Task to carry out | Which lines contain the string "ville"? Please list every one of them.

========================

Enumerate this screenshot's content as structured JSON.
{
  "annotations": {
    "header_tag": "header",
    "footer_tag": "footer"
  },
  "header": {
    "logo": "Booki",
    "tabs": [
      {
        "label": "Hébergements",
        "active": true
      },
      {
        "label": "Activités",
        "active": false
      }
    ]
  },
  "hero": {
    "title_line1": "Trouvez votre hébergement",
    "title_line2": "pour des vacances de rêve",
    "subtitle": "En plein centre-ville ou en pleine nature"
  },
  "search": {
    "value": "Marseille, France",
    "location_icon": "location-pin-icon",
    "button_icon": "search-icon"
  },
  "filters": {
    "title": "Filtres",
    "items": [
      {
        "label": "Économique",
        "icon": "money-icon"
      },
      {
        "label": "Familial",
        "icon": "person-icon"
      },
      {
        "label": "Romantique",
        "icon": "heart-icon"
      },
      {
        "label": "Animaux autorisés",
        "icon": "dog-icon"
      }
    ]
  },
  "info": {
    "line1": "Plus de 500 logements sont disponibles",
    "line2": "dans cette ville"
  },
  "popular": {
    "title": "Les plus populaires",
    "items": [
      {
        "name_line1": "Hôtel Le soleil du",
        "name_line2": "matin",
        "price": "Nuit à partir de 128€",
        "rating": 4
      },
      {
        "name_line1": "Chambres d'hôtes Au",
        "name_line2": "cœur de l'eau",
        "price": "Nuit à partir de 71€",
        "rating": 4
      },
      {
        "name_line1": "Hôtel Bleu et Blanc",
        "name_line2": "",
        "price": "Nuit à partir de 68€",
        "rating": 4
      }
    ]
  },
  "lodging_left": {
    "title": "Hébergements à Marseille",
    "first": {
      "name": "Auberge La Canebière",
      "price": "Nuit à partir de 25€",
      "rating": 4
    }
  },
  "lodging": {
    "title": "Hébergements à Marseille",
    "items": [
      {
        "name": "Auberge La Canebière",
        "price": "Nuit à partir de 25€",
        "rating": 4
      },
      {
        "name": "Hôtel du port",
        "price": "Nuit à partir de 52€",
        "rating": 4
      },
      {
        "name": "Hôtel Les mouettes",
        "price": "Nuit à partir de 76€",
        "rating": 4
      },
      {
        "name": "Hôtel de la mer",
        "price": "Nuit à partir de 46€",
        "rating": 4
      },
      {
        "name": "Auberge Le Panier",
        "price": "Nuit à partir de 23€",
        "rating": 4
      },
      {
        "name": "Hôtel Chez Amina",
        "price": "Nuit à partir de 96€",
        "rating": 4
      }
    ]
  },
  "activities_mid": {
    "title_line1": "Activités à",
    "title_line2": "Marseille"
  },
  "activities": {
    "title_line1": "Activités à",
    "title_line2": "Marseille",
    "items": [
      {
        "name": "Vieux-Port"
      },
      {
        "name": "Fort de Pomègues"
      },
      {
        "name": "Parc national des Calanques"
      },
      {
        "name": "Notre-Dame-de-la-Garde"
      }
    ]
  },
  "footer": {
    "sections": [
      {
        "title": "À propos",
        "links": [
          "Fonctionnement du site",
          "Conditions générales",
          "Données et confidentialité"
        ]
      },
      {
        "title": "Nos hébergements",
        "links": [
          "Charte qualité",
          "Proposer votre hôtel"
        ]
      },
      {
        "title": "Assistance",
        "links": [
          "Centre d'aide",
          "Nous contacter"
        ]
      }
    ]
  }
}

========================

Task output |
    "subtitle": "En plein centre-ville ou en pleine nature"
    "line2": "dans cette ville"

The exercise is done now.